* [Task details] Select every line holding the word "structure" and copy it.

* [Task input]
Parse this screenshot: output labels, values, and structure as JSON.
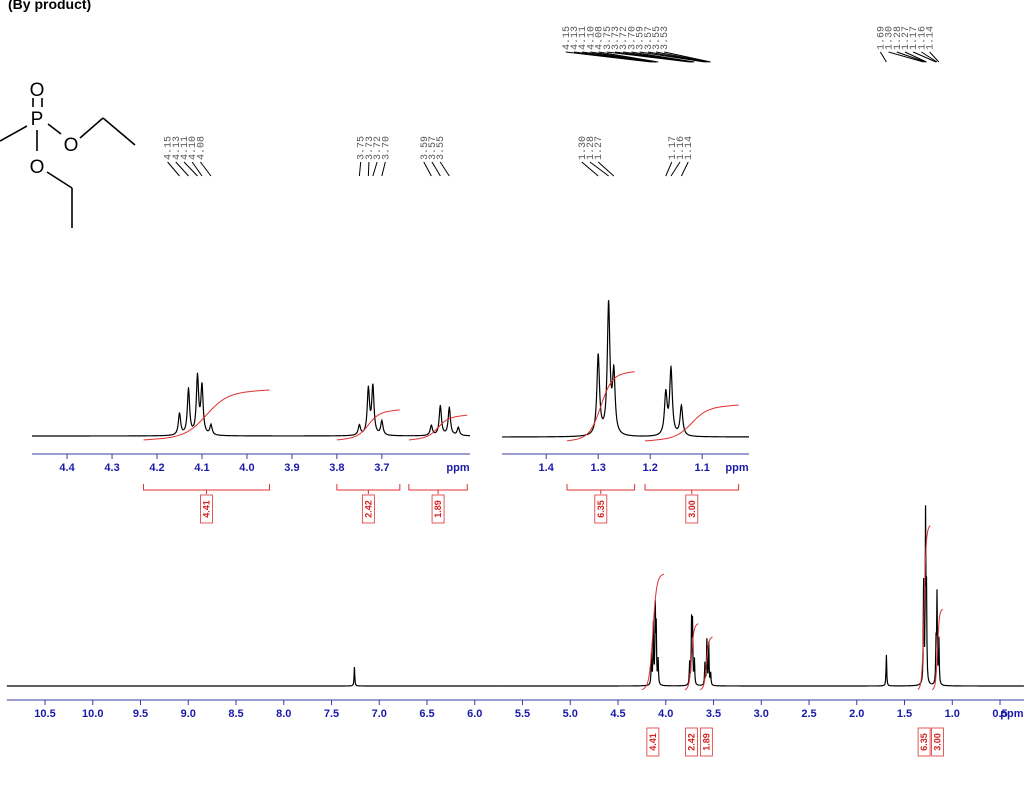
{
  "title": "(By product)",
  "structure": {
    "atoms": [
      "O",
      "P",
      "O",
      "O"
    ]
  },
  "chart_data": [
    {
      "type": "nmr",
      "xlabel": "ppm",
      "xlim": [
        10.9,
        0.25
      ],
      "ylim": [
        0,
        180
      ],
      "xticks": [
        10.5,
        {
          "value": 10,
          "label": "10.0"
        },
        9.5,
        {
          "value": 9,
          "label": "9.0"
        },
        8.5,
        {
          "value": 8,
          "label": "8.0"
        },
        7.5,
        {
          "value": 7,
          "label": "7.0"
        },
        6.5,
        {
          "value": 6,
          "label": "6.0"
        },
        5.5,
        {
          "value": 5,
          "label": "5.0"
        },
        4.5,
        {
          "value": 4,
          "label": "4.0"
        },
        3.5,
        {
          "value": 3,
          "label": "3.0"
        },
        2.5,
        {
          "value": 2,
          "label": "2.0"
        },
        1.5,
        {
          "value": 1,
          "label": "1.0"
        },
        0.5
      ],
      "peaks": {
        "x": [
          7.26,
          4.15,
          4.13,
          4.11,
          4.1,
          4.08,
          3.75,
          3.73,
          3.72,
          3.7,
          3.59,
          3.57,
          3.55,
          3.53,
          1.69,
          1.3,
          1.28,
          1.27,
          1.17,
          1.16,
          1.14
        ],
        "heights": [
          19,
          30,
          60,
          75,
          55,
          25,
          22,
          62,
          60,
          25,
          22,
          45,
          42,
          12,
          31,
          100,
          165,
          85,
          40,
          89,
          45
        ]
      },
      "peak_labels": [
        [
          {
            "value": 4.15,
            "label": "4.15"
          },
          {
            "value": 4.13,
            "label": "4.13"
          },
          {
            "value": 4.11,
            "label": "4.11"
          },
          {
            "value": 4.1,
            "label": "4.10"
          },
          {
            "value": 4.08,
            "label": "4.08"
          },
          {
            "value": 3.75,
            "label": "3.75"
          },
          {
            "value": 3.73,
            "label": "3.73"
          },
          {
            "value": 3.72,
            "label": "3.72"
          },
          {
            "value": 3.7,
            "label": "3.70"
          },
          {
            "value": 3.59,
            "label": "3.59"
          },
          {
            "value": 3.57,
            "label": "3.57"
          },
          {
            "value": 3.55,
            "label": "3.55"
          },
          {
            "value": 3.53,
            "label": "3.53"
          }
        ],
        [
          {
            "value": 1.69,
            "label": "1.69"
          },
          {
            "value": 1.3,
            "label": "1.30"
          },
          {
            "value": 1.28,
            "label": "1.28"
          },
          {
            "value": 1.27,
            "label": "1.27"
          },
          {
            "value": 1.17,
            "label": "1.17"
          },
          {
            "value": 1.16,
            "label": "1.16"
          },
          {
            "value": 1.14,
            "label": "1.14"
          }
        ]
      ],
      "integrals": {
        "from": [
          4.25,
          3.8,
          3.64,
          1.36,
          1.21
        ],
        "to": [
          4.02,
          3.66,
          3.51,
          1.23,
          1.1
        ],
        "values": [
          4.41,
          2.42,
          1.89,
          6.35,
          3.0
        ],
        "value_labels": [
          "4.41",
          "2.42",
          "1.89",
          "6.35",
          "3.00"
        ]
      }
    },
    {
      "type": "nmr",
      "xlabel": "ppm",
      "xlim": [
        4.478,
        3.504
      ],
      "ylim": [
        0,
        150
      ],
      "xticks": [
        4.4,
        4.3,
        4.2,
        4.1,
        {
          "value": 4,
          "label": "4.0"
        },
        3.9,
        3.8,
        3.7
      ],
      "peaks": {
        "x": [
          4.15,
          4.13,
          4.11,
          4.1,
          4.08,
          3.75,
          3.73,
          3.72,
          3.7,
          3.59,
          3.57,
          3.55,
          3.53
        ],
        "heights": [
          22,
          46,
          58,
          48,
          10,
          10,
          46,
          48,
          14,
          10,
          30,
          28,
          8
        ]
      },
      "peak_labels": [
        [
          {
            "value": 4.15,
            "label": "4.15"
          },
          {
            "value": 4.13,
            "label": "4.13"
          },
          {
            "value": 4.11,
            "label": "4.11"
          },
          {
            "value": 4.1,
            "label": "4.10"
          },
          {
            "value": 4.08,
            "label": "4.08"
          }
        ],
        [
          {
            "value": 3.75,
            "label": "3.75"
          },
          {
            "value": 3.73,
            "label": "3.73"
          },
          {
            "value": 3.72,
            "label": "3.72"
          },
          {
            "value": 3.7,
            "label": "3.70"
          }
        ],
        [
          {
            "value": 3.59,
            "label": "3.59"
          },
          {
            "value": 3.57,
            "label": "3.57"
          },
          {
            "value": 3.55,
            "label": "3.55"
          }
        ]
      ],
      "integrals": {
        "from": [
          4.23,
          3.8,
          3.64
        ],
        "to": [
          3.95,
          3.66,
          3.51
        ],
        "values": [
          4.41,
          2.42,
          1.89
        ],
        "value_labels": [
          "4.41",
          "2.42",
          "1.89"
        ]
      }
    },
    {
      "type": "nmr",
      "xlabel": "ppm",
      "xlim": [
        1.485,
        1.01
      ],
      "ylim": [
        0,
        150
      ],
      "xticks": [
        1.4,
        1.3,
        1.2,
        1.1
      ],
      "peaks": {
        "x": [
          1.3,
          1.28,
          1.27,
          1.17,
          1.16,
          1.14
        ],
        "heights": [
          80,
          130,
          60,
          42,
          66,
          30
        ]
      },
      "peak_labels": [
        [
          {
            "value": 1.3,
            "label": "1.30"
          },
          {
            "value": 1.28,
            "label": "1.28"
          },
          {
            "value": 1.27,
            "label": "1.27"
          }
        ],
        [
          {
            "value": 1.17,
            "label": "1.17"
          },
          {
            "value": 1.16,
            "label": "1.16"
          },
          {
            "value": 1.14,
            "label": "1.14"
          }
        ]
      ],
      "integrals": {
        "from": [
          1.36,
          1.21
        ],
        "to": [
          1.23,
          1.03
        ],
        "values": [
          6.35,
          3.0
        ],
        "value_labels": [
          "6.35",
          "3.00"
        ]
      }
    }
  ]
}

* [Answer for the task]
Parse this screenshot: output labels, values, and structure as JSON.
  "structure": {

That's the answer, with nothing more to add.